DATA SUPPLIED:

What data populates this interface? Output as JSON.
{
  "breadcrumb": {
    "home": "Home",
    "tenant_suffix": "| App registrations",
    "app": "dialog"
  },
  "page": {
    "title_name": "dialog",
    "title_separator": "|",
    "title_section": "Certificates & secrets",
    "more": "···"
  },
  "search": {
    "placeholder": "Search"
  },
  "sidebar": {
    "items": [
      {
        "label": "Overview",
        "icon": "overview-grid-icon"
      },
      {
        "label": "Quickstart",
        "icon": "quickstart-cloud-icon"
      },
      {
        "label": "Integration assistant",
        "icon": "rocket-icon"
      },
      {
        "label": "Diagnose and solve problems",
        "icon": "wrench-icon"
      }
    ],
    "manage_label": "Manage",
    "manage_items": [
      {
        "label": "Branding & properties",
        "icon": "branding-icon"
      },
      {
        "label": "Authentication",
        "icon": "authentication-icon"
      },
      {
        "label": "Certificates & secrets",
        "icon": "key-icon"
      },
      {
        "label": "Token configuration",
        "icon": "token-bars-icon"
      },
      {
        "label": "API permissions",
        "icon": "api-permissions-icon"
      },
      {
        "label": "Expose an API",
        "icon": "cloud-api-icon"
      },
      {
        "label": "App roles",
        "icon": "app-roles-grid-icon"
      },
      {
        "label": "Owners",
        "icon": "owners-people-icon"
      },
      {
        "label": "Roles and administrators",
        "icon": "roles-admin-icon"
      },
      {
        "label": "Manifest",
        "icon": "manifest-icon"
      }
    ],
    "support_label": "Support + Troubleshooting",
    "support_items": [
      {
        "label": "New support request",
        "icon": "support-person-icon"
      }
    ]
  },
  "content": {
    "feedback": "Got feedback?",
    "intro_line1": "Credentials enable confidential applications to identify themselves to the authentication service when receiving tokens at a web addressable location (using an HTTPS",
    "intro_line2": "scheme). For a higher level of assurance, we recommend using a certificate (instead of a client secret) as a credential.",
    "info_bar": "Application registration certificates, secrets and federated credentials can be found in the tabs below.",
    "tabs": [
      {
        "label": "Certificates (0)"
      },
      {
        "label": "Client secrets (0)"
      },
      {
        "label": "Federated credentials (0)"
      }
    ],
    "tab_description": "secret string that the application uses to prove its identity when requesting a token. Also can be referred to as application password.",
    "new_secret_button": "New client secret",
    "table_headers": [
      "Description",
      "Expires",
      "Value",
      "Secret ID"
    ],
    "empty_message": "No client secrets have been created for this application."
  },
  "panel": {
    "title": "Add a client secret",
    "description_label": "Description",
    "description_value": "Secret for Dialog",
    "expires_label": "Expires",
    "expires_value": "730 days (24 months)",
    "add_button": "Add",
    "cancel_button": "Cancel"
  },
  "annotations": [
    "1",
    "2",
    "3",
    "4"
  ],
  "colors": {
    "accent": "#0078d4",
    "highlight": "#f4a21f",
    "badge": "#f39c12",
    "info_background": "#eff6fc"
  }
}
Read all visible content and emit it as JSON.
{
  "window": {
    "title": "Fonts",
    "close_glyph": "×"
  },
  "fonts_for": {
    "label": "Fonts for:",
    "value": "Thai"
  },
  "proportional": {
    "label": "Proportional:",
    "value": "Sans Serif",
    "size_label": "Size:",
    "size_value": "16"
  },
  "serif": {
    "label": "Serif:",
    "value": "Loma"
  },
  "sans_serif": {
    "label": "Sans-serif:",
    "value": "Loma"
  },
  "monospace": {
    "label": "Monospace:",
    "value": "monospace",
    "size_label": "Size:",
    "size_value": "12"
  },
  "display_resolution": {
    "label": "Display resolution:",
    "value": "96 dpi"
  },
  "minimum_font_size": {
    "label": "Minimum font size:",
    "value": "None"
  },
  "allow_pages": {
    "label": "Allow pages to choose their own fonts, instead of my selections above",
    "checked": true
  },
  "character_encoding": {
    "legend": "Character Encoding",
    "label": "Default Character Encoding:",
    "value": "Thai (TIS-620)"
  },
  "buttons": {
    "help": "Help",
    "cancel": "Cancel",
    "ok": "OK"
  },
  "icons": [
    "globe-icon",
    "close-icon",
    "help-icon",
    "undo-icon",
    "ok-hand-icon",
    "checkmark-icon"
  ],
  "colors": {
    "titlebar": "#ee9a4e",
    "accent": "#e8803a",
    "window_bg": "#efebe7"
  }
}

EXERCISE GOAL: Using the data above, output each line exactly.

EXERCISE SOLUTION:
What data populates this interface? Output as JSON.
{
  "breadcrumb": {
    "home": "Home",
    "tenant_suffix": "| App registrations",
    "app": "dialog"
  },
  "page": {
    "title_name": "dialog",
    "title_separator": "|",
    "title_section": "Certificates & secrets",
    "more": "···"
  },
  "search": {
    "placeholder": "Search"
  },
  "sidebar": {
    "items": [
      {
        "label": "Overview",
        "icon": "overview-grid-icon"
      },
      {
        "label": "Quickstart",
        "icon": "quickstart-cloud-icon"
      },
      {
        "label": "Integration assistant",
        "icon": "rocket-icon"
      },
      {
        "label": "Diagnose and solve problems",
        "icon": "wrench-icon"
      }
    ],
    "manage_label": "Manage",
    "manage_items": [
      {
        "label": "Branding & properties",
        "icon": "branding-icon"
      },
      {
        "label": "Authentication",
        "icon": "authentication-icon"
      },
      {
        "label": "Certificates & secrets",
        "icon": "key-icon"
      },
      {
        "label": "Token configuration",
        "icon": "token-bars-icon"
      },
      {
        "label": "API permissions",
        "icon": "api-permissions-icon"
      },
      {
        "label": "Expose an API",
        "icon": "cloud-api-icon"
      },
      {
        "label": "App roles",
        "icon": "app-roles-grid-icon"
      },
      {
        "label": "Owners",
        "icon": "owners-people-icon"
      },
      {
        "label": "Roles and administrators",
        "icon": "roles-admin-icon"
      },
      {
        "label": "Manifest",
        "icon": "manifest-icon"
      }
    ],
    "support_label": "Support + Troubleshooting",
    "support_items": [
      {
        "label": "New support request",
        "icon": "support-person-icon"
      }
    ]
  },
  "content": {
    "feedback": "Got feedback?",
    "intro_line1": "Credentials enable confidential applications to identify themselves to the authentication service when receiving tokens at a web addressable location (using an HTTPS",
    "intro_line2": "scheme). For a higher level of assurance, we recommend using a certificate (instead of a client secret) as a credential.",
    "info_bar": "Application registration certificates, secrets and federated credentials can be found in the tabs below.",
    "tabs": [
      {
        "label": "Certificates (0)"
      },
      {
        "label": "Client secrets (0)"
      },
      {
        "label": "Federated credentials (0)"
      }
    ],
    "tab_description": "secret string that the application uses to prove its identity when requesting a token. Also can be referred to as application password.",
    "new_secret_button": "New client secret",
    "table_headers": [
      "Description",
      "Expires",
      "Value",
      "Secret ID"
    ],
    "empty_message": "No client secrets have been created for this application."
  },
  "panel": {
    "title": "Add a client secret",
    "description_label": "Description",
    "description_value": "Secret for Dialog",
    "expires_label": "Expires",
    "expires_value": "730 days (24 months)",
    "add_button": "Add",
    "cancel_button": "Cancel"
  },
  "annotations": [
    "1",
    "2",
    "3",
    "4"
  ],
  "colors": {
    "accent": "#0078d4",
    "highlight": "#f4a21f",
    "badge": "#f39c12",
    "info_background": "#eff6fc"
  }
}
Read all visible content and emit it as JSON.
{
  "window": {
    "title": "Fonts",
    "close_glyph": "×"
  },
  "fonts_for": {
    "label": "Fonts for:",
    "value": "Thai"
  },
  "proportional": {
    "label": "Proportional:",
    "value": "Sans Serif",
    "size_label": "Size:",
    "size_value": "16"
  },
  "serif": {
    "label": "Serif:",
    "value": "Loma"
  },
  "sans_serif": {
    "label": "Sans-serif:",
    "value": "Loma"
  },
  "monospace": {
    "label": "Monospace:",
    "value": "monospace",
    "size_label": "Size:",
    "size_value": "12"
  },
  "display_resolution": {
    "label": "Display resolution:",
    "value": "96 dpi"
  },
  "minimum_font_size": {
    "label": "Minimum font size:",
    "value": "None"
  },
  "allow_pages": {
    "label": "Allow pages to choose their own fonts, instead of my selections above",
    "checked": true
  },
  "character_encoding": {
    "legend": "Character Encoding",
    "label": "Default Character Encoding:",
    "value": "Thai (TIS-620)"
  },
  "buttons": {
    "help": "Help",
    "cancel": "Cancel",
    "ok": "OK"
  },
  "icons": [
    "globe-icon",
    "close-icon",
    "help-icon",
    "undo-icon",
    "ok-hand-icon",
    "checkmark-icon"
  ],
  "colors": {
    "titlebar": "#ee9a4e",
    "accent": "#e8803a",
    "window_bg": "#efebe7"
  }
}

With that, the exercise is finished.